PROVIDED RECORDS:

BEGIN

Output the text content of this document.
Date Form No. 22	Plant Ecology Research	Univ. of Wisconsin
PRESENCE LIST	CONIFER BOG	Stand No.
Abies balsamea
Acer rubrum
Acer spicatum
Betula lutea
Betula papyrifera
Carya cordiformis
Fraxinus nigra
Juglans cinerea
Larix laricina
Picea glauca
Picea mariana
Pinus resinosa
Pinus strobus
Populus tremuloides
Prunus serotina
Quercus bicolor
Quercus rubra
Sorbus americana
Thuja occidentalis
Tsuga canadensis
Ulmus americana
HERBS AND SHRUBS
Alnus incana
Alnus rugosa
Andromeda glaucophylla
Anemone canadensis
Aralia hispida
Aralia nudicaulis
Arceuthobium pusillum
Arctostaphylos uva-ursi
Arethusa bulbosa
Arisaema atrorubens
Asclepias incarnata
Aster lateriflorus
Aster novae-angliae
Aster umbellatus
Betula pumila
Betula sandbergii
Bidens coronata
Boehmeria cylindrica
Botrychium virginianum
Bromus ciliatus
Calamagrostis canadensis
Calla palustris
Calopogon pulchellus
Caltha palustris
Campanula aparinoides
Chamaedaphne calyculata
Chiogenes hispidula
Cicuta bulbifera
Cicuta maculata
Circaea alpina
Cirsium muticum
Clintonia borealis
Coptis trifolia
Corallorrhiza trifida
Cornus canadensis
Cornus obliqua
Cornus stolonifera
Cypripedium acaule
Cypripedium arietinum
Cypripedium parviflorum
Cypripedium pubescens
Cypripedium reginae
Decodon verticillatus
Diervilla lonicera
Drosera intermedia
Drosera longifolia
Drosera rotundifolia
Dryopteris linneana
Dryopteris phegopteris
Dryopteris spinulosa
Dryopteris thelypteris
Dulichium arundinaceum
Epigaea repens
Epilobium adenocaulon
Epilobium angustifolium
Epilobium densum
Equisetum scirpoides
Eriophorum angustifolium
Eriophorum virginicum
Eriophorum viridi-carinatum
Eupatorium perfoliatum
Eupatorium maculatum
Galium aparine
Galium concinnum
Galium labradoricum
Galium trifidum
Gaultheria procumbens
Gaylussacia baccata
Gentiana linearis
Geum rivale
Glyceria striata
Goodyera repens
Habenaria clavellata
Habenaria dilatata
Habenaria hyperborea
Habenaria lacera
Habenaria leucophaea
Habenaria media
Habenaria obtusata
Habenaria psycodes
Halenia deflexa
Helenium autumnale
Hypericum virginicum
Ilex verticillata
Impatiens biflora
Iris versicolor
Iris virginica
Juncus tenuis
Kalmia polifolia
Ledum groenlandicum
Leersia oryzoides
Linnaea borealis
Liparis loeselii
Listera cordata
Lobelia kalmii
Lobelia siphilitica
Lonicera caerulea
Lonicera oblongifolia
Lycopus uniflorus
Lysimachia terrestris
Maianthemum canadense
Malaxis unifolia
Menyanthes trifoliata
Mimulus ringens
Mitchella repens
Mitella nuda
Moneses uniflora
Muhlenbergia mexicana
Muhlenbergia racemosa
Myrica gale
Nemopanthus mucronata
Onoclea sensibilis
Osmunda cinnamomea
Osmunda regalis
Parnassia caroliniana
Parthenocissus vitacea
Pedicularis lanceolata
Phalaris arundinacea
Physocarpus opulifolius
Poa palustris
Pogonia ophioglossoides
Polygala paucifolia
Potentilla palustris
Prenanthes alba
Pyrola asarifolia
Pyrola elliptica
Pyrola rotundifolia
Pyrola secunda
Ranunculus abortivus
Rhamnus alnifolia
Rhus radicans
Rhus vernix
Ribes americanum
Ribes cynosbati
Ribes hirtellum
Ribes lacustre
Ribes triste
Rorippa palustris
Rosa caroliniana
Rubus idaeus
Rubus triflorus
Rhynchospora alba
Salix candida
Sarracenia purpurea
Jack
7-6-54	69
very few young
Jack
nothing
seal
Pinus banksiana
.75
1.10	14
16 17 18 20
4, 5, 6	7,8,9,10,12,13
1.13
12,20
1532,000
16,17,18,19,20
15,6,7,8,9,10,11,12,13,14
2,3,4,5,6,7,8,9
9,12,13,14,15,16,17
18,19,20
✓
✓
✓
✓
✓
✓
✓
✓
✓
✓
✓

END

PROBLEM:
The entire set of entries, and nothing else, should be set down exactly.

THE ANSWER:
Output the text content of this document.
Date Form No. 22	Plant Ecology Research	Univ. of Wisconsin
PRESENCE LIST	CONIFER BOG	Stand No.
Abies balsamea
Acer rubrum
Acer spicatum
Betula lutea
Betula papyrifera
Carya cordiformis
Fraxinus nigra
Juglans cinerea
Larix laricina
Picea glauca
Picea mariana
Pinus resinosa
Pinus strobus
Populus tremuloides
Prunus serotina
Quercus bicolor
Quercus rubra
Sorbus americana
Thuja occidentalis
Tsuga canadensis
Ulmus americana
HERBS AND SHRUBS
Alnus incana
Alnus rugosa
Andromeda glaucophylla
Anemone canadensis
Aralia hispida
Aralia nudicaulis
Arceuthobium pusillum
Arctostaphylos uva-ursi
Arethusa bulbosa
Arisaema atrorubens
Asclepias incarnata
Aster lateriflorus
Aster novae-angliae
Aster umbellatus
Betula pumila
Betula sandbergii
Bidens coronata
Boehmeria cylindrica
Botrychium virginianum
Bromus ciliatus
Calamagrostis canadensis
Calla palustris
Calopogon pulchellus
Caltha palustris
Campanula aparinoides
Chamaedaphne calyculata
Chiogenes hispidula
Cicuta bulbifera
Cicuta maculata
Circaea alpina
Cirsium muticum
Clintonia borealis
Coptis trifolia
Corallorrhiza trifida
Cornus canadensis
Cornus obliqua
Cornus stolonifera
Cypripedium acaule
Cypripedium arietinum
Cypripedium parviflorum
Cypripedium pubescens
Cypripedium reginae
Decodon verticillatus
Diervilla lonicera
Drosera intermedia
Drosera longifolia
Drosera rotundifolia
Dryopteris linneana
Dryopteris phegopteris
Dryopteris spinulosa
Dryopteris thelypteris
Dulichium arundinaceum
Epigaea repens
Epilobium adenocaulon
Epilobium angustifolium
Epilobium densum
Equisetum scirpoides
Eriophorum angustifolium
Eriophorum virginicum
Eriophorum viridi-carinatum
Eupatorium perfoliatum
Eupatorium maculatum
Galium aparine
Galium concinnum
Galium labradoricum
Galium trifidum
Gaultheria procumbens
Gaylussacia baccata
Gentiana linearis
Geum rivale
Glyceria striata
Goodyera repens
Habenaria clavellata
Habenaria dilatata
Habenaria hyperborea
Habenaria lacera
Habenaria leucophaea
Habenaria media
Habenaria obtusata
Habenaria psycodes
Halenia deflexa
Helenium autumnale
Hypericum virginicum
Ilex verticillata
Impatiens biflora
Iris versicolor
Iris virginica
Juncus tenuis
Kalmia polifolia
Ledum groenlandicum
Leersia oryzoides
Linnaea borealis
Liparis loeselii
Listera cordata
Lobelia kalmii
Lobelia siphilitica
Lonicera caerulea
Lonicera oblongifolia
Lycopus uniflorus
Lysimachia terrestris
Maianthemum canadense
Malaxis unifolia
Menyanthes trifoliata
Mimulus ringens
Mitchella repens
Mitella nuda
Moneses uniflora
Muhlenbergia mexicana
Muhlenbergia racemosa
Myrica gale
Nemopanthus mucronata
Onoclea sensibilis
Osmunda cinnamomea
Osmunda regalis
Parnassia caroliniana
Parthenocissus vitacea
Pedicularis lanceolata
Phalaris arundinacea
Physocarpus opulifolius
Poa palustris
Pogonia ophioglossoides
Polygala paucifolia
Potentilla palustris
Prenanthes alba
Pyrola asarifolia
Pyrola elliptica
Pyrola rotundifolia
Pyrola secunda
Ranunculus abortivus
Rhamnus alnifolia
Rhus radicans
Rhus vernix
Ribes americanum
Ribes cynosbati
Ribes hirtellum
Ribes lacustre
Ribes triste
Rorippa palustris
Rosa caroliniana
Rubus idaeus
Rubus triflorus
Rhynchospora alba
Salix candida
Sarracenia purpurea
Jack
7-6-54	69
very few young
Jack
nothing
seal
Pinus banksiana
.75
1.10	14
16 17 18 20
4, 5, 6	7,8,9,10,12,13
1.13
12,20
1532,000
16,17,18,19,20
15,6,7,8,9,10,11,12,13,14
2,3,4,5,6,7,8,9
9,12,13,14,15,16,17
18,19,20
✓
✓
✓
✓
✓
✓
✓
✓
✓
✓
✓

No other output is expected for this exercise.